━━━ Data lines ━━━

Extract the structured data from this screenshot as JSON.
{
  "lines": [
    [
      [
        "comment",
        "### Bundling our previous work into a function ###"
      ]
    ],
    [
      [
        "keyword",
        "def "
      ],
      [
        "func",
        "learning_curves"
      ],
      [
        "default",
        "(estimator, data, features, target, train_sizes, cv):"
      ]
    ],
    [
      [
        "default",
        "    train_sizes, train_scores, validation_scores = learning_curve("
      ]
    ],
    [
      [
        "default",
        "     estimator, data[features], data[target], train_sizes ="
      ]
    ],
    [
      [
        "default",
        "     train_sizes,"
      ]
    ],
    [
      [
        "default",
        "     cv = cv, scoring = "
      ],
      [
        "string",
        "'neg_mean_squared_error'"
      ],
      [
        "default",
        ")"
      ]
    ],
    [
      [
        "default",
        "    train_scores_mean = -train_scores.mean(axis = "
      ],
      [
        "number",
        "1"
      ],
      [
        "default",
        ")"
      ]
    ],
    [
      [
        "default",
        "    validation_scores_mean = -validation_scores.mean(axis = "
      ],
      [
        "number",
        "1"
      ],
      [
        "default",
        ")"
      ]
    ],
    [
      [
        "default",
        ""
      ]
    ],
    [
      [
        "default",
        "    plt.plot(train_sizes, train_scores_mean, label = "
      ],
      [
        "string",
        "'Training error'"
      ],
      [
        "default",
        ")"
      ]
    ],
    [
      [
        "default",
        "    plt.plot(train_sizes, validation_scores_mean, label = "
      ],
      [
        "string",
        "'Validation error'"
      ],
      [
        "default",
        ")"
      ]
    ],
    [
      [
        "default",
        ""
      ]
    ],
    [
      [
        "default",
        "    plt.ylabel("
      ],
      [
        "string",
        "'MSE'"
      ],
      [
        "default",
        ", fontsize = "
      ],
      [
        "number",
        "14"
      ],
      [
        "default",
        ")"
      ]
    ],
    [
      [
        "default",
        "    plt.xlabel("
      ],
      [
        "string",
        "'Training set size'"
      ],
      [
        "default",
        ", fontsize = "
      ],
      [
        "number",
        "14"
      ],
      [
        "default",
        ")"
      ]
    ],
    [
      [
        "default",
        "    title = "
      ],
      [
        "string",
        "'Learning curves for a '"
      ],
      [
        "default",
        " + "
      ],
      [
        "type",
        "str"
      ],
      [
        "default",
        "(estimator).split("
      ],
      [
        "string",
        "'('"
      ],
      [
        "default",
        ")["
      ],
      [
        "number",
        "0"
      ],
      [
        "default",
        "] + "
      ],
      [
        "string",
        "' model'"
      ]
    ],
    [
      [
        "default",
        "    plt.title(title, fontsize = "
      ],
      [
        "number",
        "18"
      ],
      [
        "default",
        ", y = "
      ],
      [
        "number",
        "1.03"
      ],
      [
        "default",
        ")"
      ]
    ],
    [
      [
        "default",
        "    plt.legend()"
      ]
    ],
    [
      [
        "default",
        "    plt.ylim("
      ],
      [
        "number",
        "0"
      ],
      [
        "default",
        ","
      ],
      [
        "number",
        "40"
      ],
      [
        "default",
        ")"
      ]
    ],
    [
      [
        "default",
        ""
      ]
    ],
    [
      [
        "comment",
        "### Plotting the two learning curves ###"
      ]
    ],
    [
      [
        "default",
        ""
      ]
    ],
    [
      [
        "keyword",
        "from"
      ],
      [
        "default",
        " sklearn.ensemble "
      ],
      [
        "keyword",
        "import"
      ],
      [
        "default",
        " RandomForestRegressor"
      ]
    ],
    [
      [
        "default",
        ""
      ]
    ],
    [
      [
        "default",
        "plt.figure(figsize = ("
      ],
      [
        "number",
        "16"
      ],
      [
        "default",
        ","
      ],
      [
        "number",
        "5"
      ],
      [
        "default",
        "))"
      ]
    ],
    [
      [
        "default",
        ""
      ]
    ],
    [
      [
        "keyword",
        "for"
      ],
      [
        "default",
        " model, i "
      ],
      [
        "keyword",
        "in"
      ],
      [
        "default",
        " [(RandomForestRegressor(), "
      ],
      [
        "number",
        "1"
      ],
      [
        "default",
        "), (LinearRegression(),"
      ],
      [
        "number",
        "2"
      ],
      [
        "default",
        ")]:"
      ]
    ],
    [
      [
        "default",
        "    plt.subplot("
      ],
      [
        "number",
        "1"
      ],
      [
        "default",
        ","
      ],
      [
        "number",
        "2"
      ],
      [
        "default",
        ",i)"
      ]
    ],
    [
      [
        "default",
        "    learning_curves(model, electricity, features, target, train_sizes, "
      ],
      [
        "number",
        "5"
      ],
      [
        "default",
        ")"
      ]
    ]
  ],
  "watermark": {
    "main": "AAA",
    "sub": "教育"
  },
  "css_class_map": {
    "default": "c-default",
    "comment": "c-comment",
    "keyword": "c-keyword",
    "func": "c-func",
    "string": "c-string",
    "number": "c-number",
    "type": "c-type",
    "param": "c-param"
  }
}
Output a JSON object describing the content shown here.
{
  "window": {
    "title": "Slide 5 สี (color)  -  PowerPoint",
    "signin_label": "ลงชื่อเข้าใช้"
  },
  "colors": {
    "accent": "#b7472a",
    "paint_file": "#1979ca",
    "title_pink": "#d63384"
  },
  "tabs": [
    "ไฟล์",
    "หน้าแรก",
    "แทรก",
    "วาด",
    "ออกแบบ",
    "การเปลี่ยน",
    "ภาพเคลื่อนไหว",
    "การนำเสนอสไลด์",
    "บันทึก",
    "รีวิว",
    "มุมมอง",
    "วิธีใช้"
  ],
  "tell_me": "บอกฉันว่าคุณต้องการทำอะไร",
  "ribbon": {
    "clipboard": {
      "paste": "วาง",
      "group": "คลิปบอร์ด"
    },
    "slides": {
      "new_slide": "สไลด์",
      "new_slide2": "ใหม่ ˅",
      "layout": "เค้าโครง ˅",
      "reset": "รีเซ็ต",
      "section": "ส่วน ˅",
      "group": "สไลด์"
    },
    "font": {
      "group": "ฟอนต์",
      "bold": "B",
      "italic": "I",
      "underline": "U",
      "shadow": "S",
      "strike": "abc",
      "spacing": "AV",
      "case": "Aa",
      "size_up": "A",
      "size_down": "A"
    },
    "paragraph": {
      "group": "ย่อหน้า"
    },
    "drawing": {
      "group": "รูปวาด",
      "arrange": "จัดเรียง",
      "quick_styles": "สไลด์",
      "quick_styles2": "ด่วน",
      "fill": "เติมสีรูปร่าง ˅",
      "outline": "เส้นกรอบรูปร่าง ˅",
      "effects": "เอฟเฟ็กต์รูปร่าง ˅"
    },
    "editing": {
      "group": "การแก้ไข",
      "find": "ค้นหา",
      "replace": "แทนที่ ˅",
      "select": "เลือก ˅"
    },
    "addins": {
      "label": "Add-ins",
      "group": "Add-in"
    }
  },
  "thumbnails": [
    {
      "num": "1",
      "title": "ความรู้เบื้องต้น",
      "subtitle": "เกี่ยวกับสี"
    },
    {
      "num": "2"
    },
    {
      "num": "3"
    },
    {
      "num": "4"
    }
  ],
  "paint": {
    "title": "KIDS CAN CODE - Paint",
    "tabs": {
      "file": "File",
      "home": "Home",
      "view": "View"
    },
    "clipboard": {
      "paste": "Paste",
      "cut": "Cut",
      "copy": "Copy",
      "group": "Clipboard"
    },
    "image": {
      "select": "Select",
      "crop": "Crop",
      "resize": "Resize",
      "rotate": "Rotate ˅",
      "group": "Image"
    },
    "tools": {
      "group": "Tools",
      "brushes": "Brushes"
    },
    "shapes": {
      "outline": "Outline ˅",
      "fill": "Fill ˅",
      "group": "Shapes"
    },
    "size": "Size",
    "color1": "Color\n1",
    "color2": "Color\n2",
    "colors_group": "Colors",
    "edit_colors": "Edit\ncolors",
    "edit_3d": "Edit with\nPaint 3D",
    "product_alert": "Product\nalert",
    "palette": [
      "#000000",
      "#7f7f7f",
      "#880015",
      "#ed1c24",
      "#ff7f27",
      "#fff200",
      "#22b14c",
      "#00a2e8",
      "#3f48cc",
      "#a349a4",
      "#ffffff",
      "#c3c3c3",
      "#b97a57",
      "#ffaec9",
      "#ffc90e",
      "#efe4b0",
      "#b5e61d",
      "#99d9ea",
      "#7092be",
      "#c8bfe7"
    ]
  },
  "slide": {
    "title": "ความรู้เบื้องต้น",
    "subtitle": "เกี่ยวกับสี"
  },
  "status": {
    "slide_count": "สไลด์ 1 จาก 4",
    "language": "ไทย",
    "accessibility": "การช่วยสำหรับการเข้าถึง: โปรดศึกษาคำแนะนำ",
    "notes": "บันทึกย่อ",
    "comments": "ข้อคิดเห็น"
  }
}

━━━

* _Problem_
Using the listing above, say how many of its lines contain the string "axis", giving nothing but the figure.

* _Worked answer_
2